• [Problem requirements]: Reproduce all of the data exactly, with no line skipped.

Source data
- - -

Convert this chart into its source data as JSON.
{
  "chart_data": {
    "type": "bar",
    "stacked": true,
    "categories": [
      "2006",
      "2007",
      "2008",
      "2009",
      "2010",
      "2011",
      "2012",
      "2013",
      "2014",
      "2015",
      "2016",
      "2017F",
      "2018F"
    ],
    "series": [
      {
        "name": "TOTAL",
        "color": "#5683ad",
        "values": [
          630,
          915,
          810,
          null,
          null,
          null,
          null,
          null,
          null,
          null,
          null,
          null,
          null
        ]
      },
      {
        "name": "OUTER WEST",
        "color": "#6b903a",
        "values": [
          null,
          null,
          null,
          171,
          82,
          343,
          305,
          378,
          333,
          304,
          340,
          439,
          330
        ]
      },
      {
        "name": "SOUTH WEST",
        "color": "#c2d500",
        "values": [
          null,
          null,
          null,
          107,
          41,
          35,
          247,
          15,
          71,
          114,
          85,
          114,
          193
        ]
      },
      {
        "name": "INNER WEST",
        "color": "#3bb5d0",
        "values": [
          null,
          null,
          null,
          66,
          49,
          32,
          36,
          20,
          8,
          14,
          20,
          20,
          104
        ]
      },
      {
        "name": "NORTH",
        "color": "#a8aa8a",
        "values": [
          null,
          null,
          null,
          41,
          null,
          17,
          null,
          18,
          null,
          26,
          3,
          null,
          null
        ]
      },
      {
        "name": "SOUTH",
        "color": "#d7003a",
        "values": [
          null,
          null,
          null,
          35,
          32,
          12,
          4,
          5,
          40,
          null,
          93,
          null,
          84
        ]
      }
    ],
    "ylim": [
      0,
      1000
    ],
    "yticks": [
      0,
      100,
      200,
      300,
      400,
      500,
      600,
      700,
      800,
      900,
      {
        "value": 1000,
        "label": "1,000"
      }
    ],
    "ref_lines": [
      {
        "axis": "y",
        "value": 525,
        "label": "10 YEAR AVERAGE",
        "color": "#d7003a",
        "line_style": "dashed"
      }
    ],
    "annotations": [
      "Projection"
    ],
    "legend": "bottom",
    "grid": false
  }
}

- - -

• [Solution to this problem]:
Convert this chart into its source data as JSON.
{
  "chart_data": {
    "type": "bar",
    "stacked": true,
    "categories": [
      "2006",
      "2007",
      "2008",
      "2009",
      "2010",
      "2011",
      "2012",
      "2013",
      "2014",
      "2015",
      "2016",
      "2017F",
      "2018F"
    ],
    "series": [
      {
        "name": "TOTAL",
        "color": "#5683ad",
        "values": [
          630,
          915,
          810,
          null,
          null,
          null,
          null,
          null,
          null,
          null,
          null,
          null,
          null
        ]
      },
      {
        "name": "OUTER WEST",
        "color": "#6b903a",
        "values": [
          null,
          null,
          null,
          171,
          82,
          343,
          305,
          378,
          333,
          304,
          340,
          439,
          330
        ]
      },
      {
        "name": "SOUTH WEST",
        "color": "#c2d500",
        "values": [
          null,
          null,
          null,
          107,
          41,
          35,
          247,
          15,
          71,
          114,
          85,
          114,
          193
        ]
      },
      {
        "name": "INNER WEST",
        "color": "#3bb5d0",
        "values": [
          null,
          null,
          null,
          66,
          49,
          32,
          36,
          20,
          8,
          14,
          20,
          20,
          104
        ]
      },
      {
        "name": "NORTH",
        "color": "#a8aa8a",
        "values": [
          null,
          null,
          null,
          41,
          null,
          17,
          null,
          18,
          null,
          26,
          3,
          null,
          null
        ]
      },
      {
        "name": "SOUTH",
        "color": "#d7003a",
        "values": [
          null,
          null,
          null,
          35,
          32,
          12,
          4,
          5,
          40,
          null,
          93,
          null,
          84
        ]
      }
    ],
    "ylim": [
      0,
      1000
    ],
    "yticks": [
      0,
      100,
      200,
      300,
      400,
      500,
      600,
      700,
      800,
      900,
      {
        "value": 1000,
        "label": "1,000"
      }
    ],
    "ref_lines": [
      {
        "axis": "y",
        "value": 525,
        "label": "10 YEAR AVERAGE",
        "color": "#d7003a",
        "line_style": "dashed"
      }
    ],
    "annotations": [
      "Projection"
    ],
    "legend": "bottom",
    "grid": false
  }
}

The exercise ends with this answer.